Aim of the exercise:
Your job is to retype all of the data word for word, leaving every image out.

Data to use:

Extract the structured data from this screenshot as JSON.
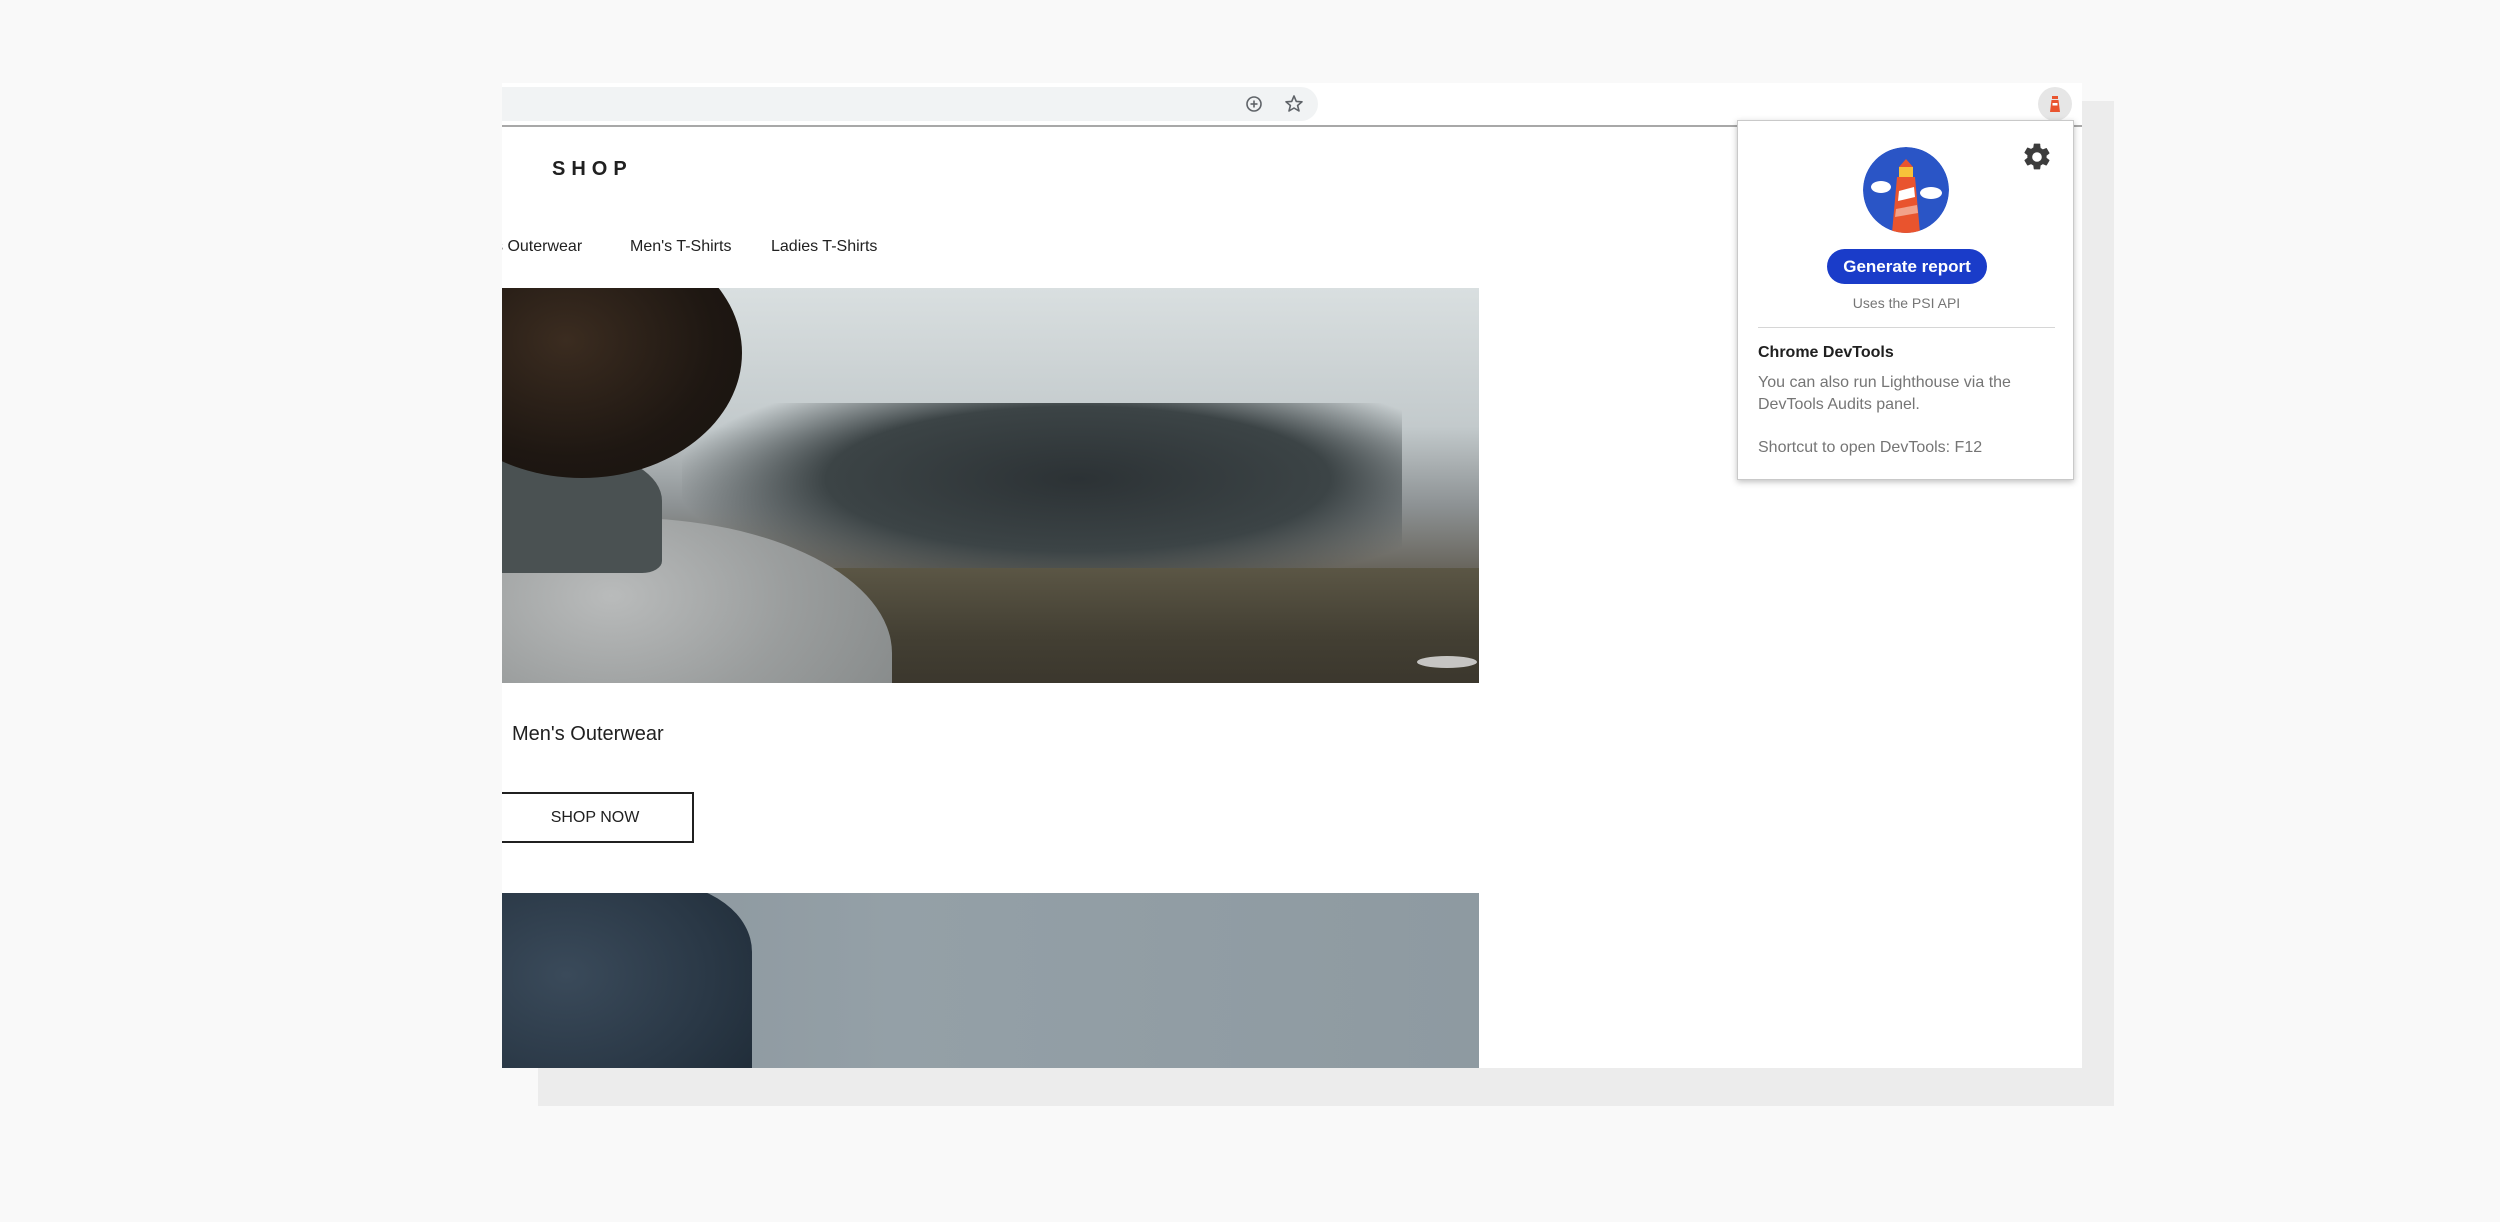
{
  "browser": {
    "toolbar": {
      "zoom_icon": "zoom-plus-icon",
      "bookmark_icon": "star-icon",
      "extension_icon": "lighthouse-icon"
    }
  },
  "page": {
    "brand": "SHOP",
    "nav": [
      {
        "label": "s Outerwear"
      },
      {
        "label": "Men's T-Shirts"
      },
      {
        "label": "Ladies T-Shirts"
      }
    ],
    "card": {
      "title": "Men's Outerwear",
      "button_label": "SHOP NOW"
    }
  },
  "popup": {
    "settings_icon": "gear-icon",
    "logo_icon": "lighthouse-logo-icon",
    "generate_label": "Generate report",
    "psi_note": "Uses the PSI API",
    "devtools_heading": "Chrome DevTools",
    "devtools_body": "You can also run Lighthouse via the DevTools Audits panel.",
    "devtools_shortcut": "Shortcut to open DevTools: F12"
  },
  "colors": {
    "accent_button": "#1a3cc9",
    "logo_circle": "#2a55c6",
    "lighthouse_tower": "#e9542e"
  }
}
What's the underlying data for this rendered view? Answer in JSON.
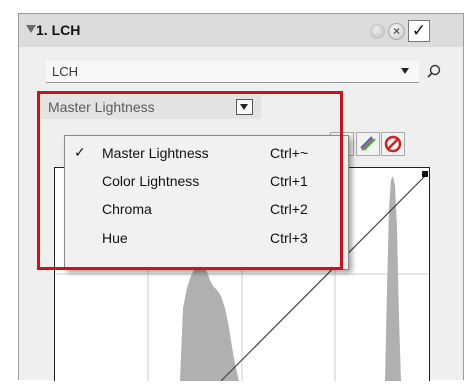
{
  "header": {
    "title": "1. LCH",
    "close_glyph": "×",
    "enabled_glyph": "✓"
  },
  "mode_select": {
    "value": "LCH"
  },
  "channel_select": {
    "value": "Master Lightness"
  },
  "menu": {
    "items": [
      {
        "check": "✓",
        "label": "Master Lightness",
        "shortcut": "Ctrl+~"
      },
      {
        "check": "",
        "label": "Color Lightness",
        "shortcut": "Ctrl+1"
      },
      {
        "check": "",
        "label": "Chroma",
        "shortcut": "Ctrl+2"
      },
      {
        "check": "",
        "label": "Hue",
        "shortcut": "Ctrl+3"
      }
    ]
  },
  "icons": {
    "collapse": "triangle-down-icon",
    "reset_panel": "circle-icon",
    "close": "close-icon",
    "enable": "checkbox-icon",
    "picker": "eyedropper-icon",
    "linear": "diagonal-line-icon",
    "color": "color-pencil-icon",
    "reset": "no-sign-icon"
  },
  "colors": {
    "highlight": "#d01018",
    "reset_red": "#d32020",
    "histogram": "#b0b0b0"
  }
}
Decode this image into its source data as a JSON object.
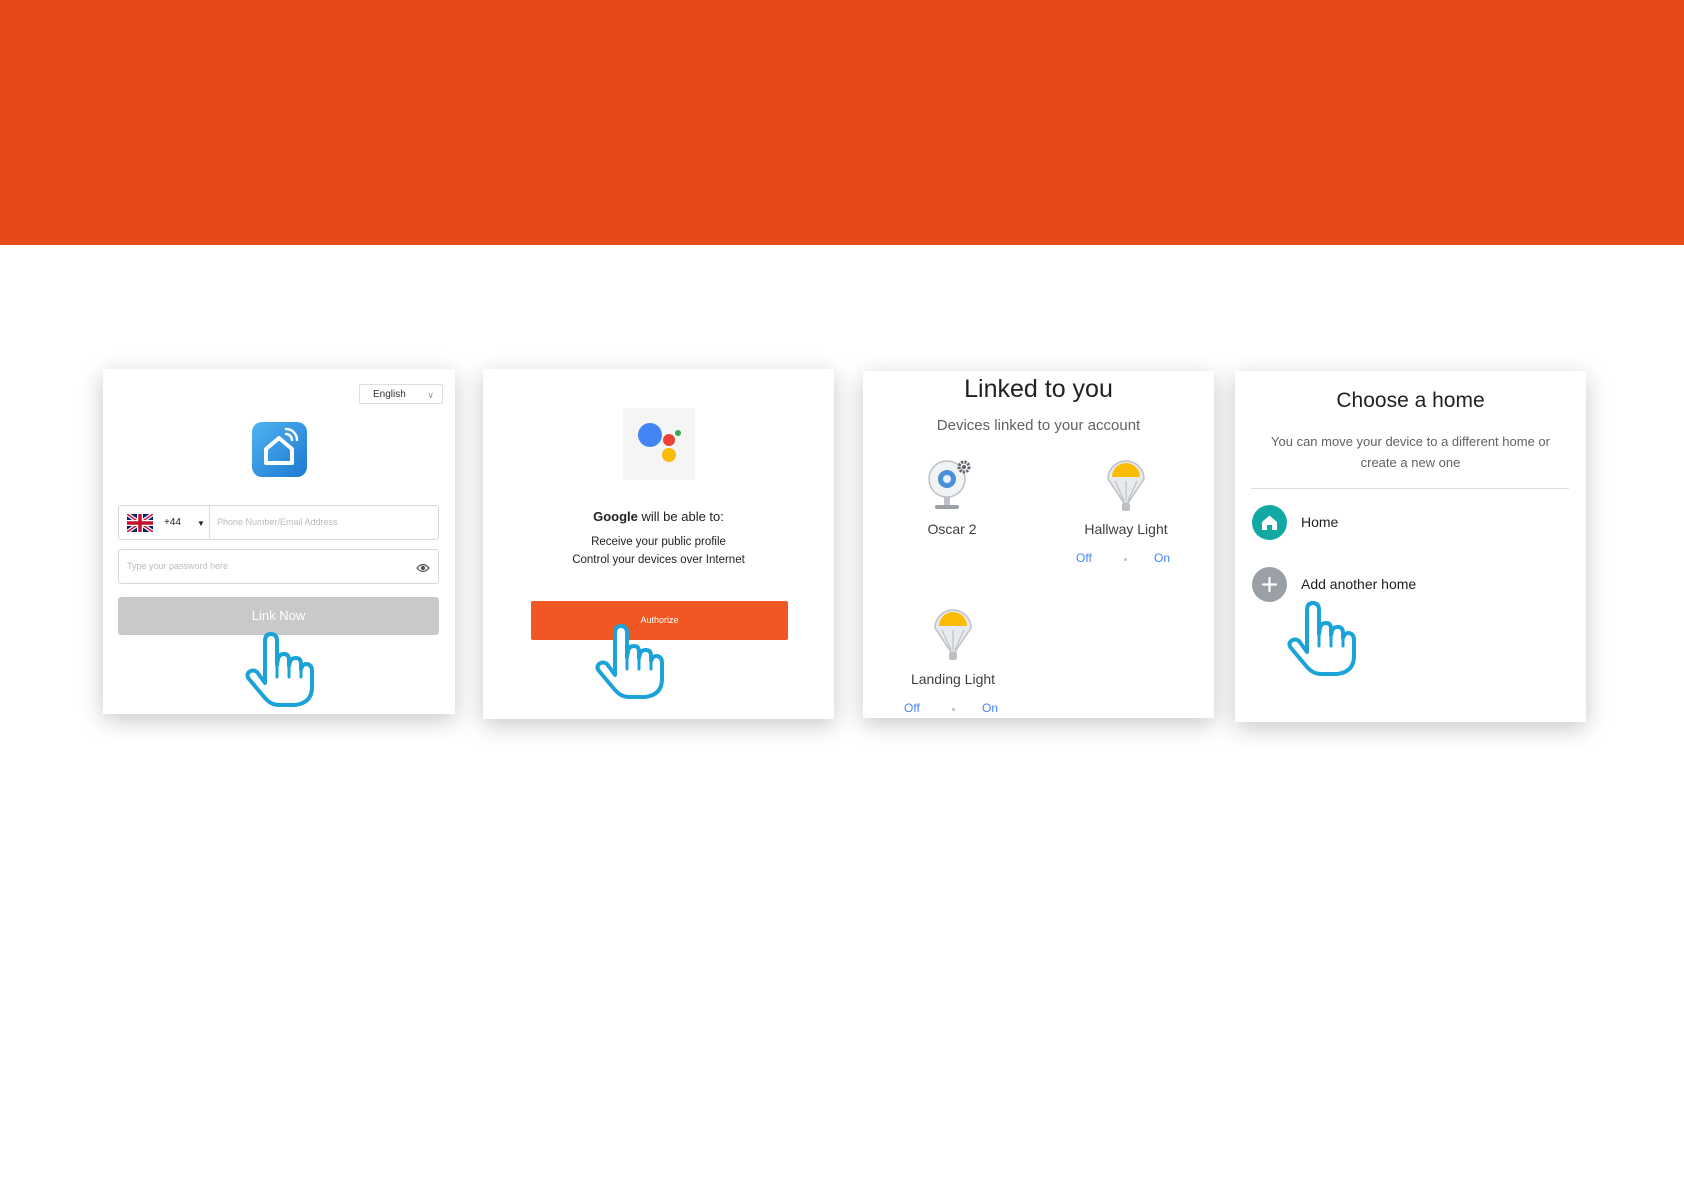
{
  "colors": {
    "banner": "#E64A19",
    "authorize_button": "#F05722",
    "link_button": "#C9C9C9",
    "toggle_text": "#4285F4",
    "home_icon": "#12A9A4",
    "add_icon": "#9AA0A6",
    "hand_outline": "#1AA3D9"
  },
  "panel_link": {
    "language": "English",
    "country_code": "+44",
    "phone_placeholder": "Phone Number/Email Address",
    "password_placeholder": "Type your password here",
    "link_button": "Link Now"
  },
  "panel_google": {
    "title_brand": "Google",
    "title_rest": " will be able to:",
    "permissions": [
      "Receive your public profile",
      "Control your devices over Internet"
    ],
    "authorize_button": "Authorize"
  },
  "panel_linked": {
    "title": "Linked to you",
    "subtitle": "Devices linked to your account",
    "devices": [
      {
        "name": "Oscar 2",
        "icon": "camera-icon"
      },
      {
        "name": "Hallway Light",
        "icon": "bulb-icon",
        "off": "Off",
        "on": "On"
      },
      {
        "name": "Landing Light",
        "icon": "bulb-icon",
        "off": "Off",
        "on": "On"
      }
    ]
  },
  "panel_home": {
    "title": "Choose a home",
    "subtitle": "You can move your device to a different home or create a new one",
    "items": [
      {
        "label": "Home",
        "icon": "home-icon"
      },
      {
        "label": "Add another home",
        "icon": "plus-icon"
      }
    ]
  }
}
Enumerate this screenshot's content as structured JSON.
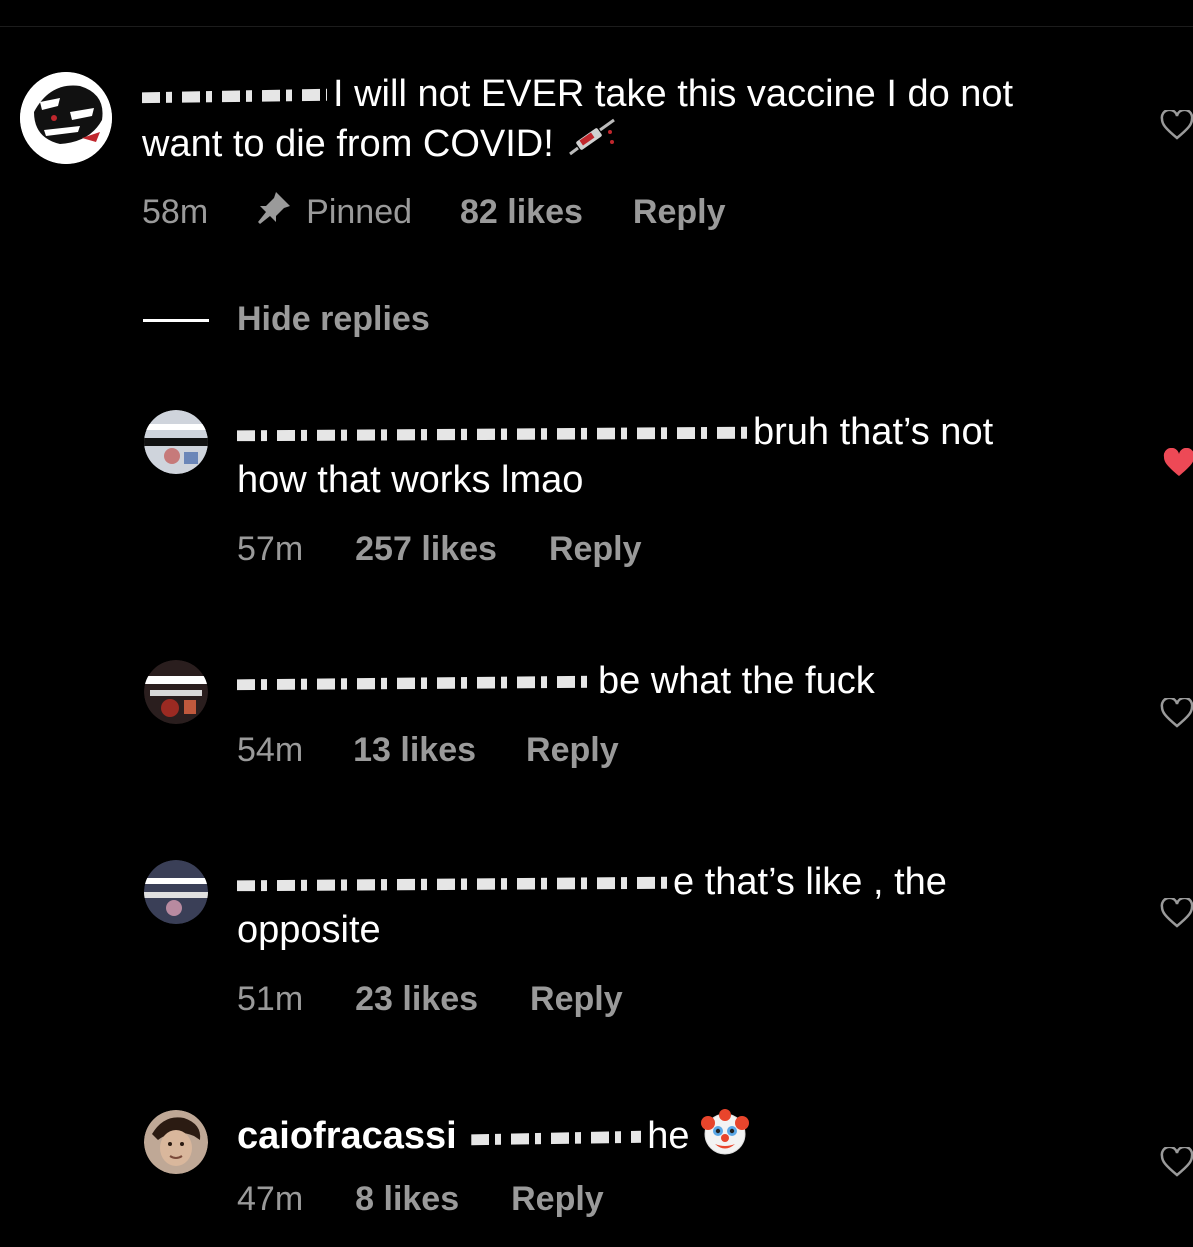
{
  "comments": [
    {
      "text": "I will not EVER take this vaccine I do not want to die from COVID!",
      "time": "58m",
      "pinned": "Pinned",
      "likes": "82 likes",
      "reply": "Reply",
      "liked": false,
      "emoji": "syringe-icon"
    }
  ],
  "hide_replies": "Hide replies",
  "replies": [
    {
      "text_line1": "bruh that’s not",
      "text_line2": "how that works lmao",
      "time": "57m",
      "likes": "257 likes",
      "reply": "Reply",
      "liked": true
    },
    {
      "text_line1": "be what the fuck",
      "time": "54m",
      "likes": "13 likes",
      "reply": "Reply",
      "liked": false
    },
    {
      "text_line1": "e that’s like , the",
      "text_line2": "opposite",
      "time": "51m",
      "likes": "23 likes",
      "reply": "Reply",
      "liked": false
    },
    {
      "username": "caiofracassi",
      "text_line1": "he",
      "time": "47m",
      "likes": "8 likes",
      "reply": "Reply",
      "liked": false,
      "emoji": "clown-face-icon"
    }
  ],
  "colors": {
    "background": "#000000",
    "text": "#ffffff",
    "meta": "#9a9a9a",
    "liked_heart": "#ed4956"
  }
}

Exercise answer:
Extract the structured data from this screenshot as JSON.
{
  "browser": {
    "toolbar": {
      "zoom_icon": "zoom-plus-icon",
      "bookmark_icon": "star-icon",
      "extension_icon": "lighthouse-icon"
    }
  },
  "page": {
    "brand": "SHOP",
    "nav": [
      {
        "label": "s Outerwear"
      },
      {
        "label": "Men's T-Shirts"
      },
      {
        "label": "Ladies T-Shirts"
      }
    ],
    "card": {
      "title": "Men's Outerwear",
      "button_label": "SHOP NOW"
    }
  },
  "popup": {
    "settings_icon": "gear-icon",
    "logo_icon": "lighthouse-logo-icon",
    "generate_label": "Generate report",
    "psi_note": "Uses the PSI API",
    "devtools_heading": "Chrome DevTools",
    "devtools_body": "You can also run Lighthouse via the DevTools Audits panel.",
    "devtools_shortcut": "Shortcut to open DevTools: F12"
  },
  "colors": {
    "accent_button": "#1a3cc9",
    "logo_circle": "#2a55c6",
    "lighthouse_tower": "#e9542e"
  }
}
What's the underlying data for this rendered view? Answer in JSON.
{
  "header": {
    "title": "1. LCH",
    "close_glyph": "×",
    "enabled_glyph": "✓"
  },
  "mode_select": {
    "value": "LCH"
  },
  "channel_select": {
    "value": "Master Lightness"
  },
  "menu": {
    "items": [
      {
        "check": "✓",
        "label": "Master Lightness",
        "shortcut": "Ctrl+~"
      },
      {
        "check": "",
        "label": "Color Lightness",
        "shortcut": "Ctrl+1"
      },
      {
        "check": "",
        "label": "Chroma",
        "shortcut": "Ctrl+2"
      },
      {
        "check": "",
        "label": "Hue",
        "shortcut": "Ctrl+3"
      }
    ]
  },
  "icons": {
    "collapse": "triangle-down-icon",
    "reset_panel": "circle-icon",
    "close": "close-icon",
    "enable": "checkbox-icon",
    "picker": "eyedropper-icon",
    "linear": "diagonal-line-icon",
    "color": "color-pencil-icon",
    "reset": "no-sign-icon"
  },
  "colors": {
    "highlight": "#d01018",
    "reset_red": "#d32020",
    "histogram": "#b0b0b0"
  }
}
Decode this image into its source data as a JSON object.
{
  "colors": {
    "banner": "#E64A19",
    "authorize_button": "#F05722",
    "link_button": "#C9C9C9",
    "toggle_text": "#4285F4",
    "home_icon": "#12A9A4",
    "add_icon": "#9AA0A6",
    "hand_outline": "#1AA3D9"
  },
  "panel_link": {
    "language": "English",
    "country_code": "+44",
    "phone_placeholder": "Phone Number/Email Address",
    "password_placeholder": "Type your password here",
    "link_button": "Link Now"
  },
  "panel_google": {
    "title_brand": "Google",
    "title_rest": " will be able to:",
    "permissions": [
      "Receive your public profile",
      "Control your devices over Internet"
    ],
    "authorize_button": "Authorize"
  },
  "panel_linked": {
    "title": "Linked to you",
    "subtitle": "Devices linked to your account",
    "devices": [
      {
        "name": "Oscar 2",
        "icon": "camera-icon"
      },
      {
        "name": "Hallway Light",
        "icon": "bulb-icon",
        "off": "Off",
        "on": "On"
      },
      {
        "name": "Landing Light",
        "icon": "bulb-icon",
        "off": "Off",
        "on": "On"
      }
    ]
  },
  "panel_home": {
    "title": "Choose a home",
    "subtitle": "You can move your device to a different home or create a new one",
    "items": [
      {
        "label": "Home",
        "icon": "home-icon"
      },
      {
        "label": "Add another home",
        "icon": "plus-icon"
      }
    ]
  }
}
Enumerate this screenshot's content as structured JSON.
{
  "comments": [
    {
      "text": "I will not EVER take this vaccine I do not want to die from COVID!",
      "time": "58m",
      "pinned": "Pinned",
      "likes": "82 likes",
      "reply": "Reply",
      "liked": false,
      "emoji": "syringe-icon"
    }
  ],
  "hide_replies": "Hide replies",
  "replies": [
    {
      "text_line1": "bruh that’s not",
      "text_line2": "how that works lmao",
      "time": "57m",
      "likes": "257 likes",
      "reply": "Reply",
      "liked": true
    },
    {
      "text_line1": "be what the fuck",
      "time": "54m",
      "likes": "13 likes",
      "reply": "Reply",
      "liked": false
    },
    {
      "text_line1": "e that’s like , the",
      "text_line2": "opposite",
      "time": "51m",
      "likes": "23 likes",
      "reply": "Reply",
      "liked": false
    },
    {
      "username": "caiofracassi",
      "text_line1": "he",
      "time": "47m",
      "likes": "8 likes",
      "reply": "Reply",
      "liked": false,
      "emoji": "clown-face-icon"
    }
  ],
  "colors": {
    "background": "#000000",
    "text": "#ffffff",
    "meta": "#9a9a9a",
    "liked_heart": "#ed4956"
  }
}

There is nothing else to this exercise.